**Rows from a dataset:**
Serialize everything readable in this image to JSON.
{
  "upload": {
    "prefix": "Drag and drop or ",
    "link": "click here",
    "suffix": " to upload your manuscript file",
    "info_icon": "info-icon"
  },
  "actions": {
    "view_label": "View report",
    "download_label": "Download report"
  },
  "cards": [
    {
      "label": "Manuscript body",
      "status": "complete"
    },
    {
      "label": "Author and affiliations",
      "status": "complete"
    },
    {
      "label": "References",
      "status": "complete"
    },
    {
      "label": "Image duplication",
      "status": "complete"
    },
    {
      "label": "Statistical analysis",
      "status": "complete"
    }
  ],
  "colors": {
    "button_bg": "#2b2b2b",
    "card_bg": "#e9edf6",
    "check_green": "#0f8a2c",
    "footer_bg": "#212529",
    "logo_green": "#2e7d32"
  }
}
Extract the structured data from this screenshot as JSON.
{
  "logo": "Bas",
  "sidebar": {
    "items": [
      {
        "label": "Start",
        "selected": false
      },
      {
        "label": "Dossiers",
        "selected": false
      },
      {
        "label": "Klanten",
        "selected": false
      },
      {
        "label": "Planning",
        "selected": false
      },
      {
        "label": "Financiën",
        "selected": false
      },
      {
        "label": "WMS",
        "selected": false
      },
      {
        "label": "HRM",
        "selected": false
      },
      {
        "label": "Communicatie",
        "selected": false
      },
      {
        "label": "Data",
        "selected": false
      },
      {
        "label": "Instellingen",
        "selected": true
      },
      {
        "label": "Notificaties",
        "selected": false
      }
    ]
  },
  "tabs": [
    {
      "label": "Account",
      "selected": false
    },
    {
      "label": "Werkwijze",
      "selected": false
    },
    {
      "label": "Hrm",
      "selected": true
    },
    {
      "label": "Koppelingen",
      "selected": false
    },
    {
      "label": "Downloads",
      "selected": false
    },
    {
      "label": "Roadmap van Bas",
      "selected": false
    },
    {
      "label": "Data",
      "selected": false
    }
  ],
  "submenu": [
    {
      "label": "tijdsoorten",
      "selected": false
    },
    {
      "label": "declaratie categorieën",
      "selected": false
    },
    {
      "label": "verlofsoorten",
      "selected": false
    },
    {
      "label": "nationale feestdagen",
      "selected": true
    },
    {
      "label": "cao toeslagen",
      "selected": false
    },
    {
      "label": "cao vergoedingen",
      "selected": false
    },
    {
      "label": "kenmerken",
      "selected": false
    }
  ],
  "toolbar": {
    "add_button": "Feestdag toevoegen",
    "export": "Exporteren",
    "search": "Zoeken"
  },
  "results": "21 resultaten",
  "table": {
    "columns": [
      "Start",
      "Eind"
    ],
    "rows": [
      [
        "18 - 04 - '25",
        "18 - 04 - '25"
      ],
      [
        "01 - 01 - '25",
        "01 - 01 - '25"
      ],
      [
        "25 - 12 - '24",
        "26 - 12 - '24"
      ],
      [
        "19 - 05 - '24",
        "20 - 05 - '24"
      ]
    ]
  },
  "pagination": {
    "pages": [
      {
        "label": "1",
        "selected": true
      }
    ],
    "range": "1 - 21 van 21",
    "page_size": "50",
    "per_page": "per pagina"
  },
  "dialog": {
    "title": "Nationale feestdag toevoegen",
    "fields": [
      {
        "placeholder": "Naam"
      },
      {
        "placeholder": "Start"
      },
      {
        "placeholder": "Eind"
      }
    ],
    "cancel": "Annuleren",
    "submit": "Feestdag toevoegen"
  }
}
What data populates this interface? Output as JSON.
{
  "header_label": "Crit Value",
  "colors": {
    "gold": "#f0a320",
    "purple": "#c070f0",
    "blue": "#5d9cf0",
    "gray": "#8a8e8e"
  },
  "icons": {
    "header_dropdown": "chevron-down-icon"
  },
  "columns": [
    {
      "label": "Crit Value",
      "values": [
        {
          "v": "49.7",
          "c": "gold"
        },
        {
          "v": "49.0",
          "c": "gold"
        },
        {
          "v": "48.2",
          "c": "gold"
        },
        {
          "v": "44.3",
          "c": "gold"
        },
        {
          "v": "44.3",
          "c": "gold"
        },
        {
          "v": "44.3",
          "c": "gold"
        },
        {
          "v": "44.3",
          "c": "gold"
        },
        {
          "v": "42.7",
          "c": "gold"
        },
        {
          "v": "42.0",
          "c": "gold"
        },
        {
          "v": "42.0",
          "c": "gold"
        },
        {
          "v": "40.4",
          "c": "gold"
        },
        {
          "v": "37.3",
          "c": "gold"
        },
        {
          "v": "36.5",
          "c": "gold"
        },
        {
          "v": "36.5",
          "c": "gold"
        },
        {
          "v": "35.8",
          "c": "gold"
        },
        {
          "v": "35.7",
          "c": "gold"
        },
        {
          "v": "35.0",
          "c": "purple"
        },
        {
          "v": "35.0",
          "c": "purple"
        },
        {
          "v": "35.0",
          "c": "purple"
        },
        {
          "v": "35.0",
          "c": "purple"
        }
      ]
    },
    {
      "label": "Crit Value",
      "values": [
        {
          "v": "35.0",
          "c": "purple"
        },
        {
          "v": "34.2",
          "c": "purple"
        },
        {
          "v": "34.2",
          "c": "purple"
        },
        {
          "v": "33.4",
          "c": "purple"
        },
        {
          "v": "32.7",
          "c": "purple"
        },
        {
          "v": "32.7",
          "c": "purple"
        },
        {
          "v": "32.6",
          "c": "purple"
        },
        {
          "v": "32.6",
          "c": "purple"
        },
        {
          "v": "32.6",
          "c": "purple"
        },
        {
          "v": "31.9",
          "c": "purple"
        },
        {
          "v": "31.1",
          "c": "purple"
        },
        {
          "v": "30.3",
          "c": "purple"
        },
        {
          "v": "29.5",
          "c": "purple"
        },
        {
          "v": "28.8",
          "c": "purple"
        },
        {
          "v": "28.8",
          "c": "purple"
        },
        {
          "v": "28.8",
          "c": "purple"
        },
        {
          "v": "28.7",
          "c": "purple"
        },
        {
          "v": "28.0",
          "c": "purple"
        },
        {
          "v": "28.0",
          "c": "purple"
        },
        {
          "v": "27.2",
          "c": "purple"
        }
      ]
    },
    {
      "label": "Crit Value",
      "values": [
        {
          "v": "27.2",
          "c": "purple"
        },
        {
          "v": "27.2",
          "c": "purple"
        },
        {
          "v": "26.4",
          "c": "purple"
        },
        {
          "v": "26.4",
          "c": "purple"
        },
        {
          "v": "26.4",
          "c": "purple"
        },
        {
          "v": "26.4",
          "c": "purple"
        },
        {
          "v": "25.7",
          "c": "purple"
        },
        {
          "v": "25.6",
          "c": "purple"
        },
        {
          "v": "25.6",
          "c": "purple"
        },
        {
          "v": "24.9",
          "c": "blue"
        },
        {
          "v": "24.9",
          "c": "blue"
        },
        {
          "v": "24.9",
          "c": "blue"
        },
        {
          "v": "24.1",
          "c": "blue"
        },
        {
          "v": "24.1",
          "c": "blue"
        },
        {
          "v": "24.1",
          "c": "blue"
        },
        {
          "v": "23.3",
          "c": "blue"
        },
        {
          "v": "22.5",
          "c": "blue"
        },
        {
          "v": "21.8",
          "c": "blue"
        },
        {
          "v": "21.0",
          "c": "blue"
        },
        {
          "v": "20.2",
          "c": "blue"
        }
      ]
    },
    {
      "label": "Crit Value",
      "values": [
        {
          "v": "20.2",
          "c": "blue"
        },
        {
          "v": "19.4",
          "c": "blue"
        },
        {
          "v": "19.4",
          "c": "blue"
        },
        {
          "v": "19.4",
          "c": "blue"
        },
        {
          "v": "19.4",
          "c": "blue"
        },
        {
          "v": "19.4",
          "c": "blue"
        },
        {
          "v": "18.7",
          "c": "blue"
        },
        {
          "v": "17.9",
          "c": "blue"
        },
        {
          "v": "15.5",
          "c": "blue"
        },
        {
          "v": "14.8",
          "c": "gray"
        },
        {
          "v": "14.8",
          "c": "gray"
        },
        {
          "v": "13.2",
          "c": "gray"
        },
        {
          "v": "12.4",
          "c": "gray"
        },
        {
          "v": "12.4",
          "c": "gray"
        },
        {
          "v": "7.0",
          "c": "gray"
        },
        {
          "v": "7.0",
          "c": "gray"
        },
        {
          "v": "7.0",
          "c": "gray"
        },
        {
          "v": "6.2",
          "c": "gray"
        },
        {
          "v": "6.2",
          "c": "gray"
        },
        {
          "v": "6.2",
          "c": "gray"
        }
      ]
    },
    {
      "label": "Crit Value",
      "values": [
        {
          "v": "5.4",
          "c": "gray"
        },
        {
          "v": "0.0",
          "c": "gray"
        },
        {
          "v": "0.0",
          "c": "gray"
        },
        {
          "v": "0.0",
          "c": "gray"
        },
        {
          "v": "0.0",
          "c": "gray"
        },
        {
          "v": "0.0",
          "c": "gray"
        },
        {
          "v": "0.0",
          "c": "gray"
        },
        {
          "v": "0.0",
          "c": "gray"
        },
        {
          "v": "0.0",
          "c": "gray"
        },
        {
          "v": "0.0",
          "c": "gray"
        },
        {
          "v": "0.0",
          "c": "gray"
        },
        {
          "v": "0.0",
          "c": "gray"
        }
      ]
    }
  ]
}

**REQUIRED TASK:** Collect every line from the records above that contains the word "Start".

**OUTPUT FOR THIS TASK:**
        "label": "Start",
      "Start",
        "placeholder": "Start"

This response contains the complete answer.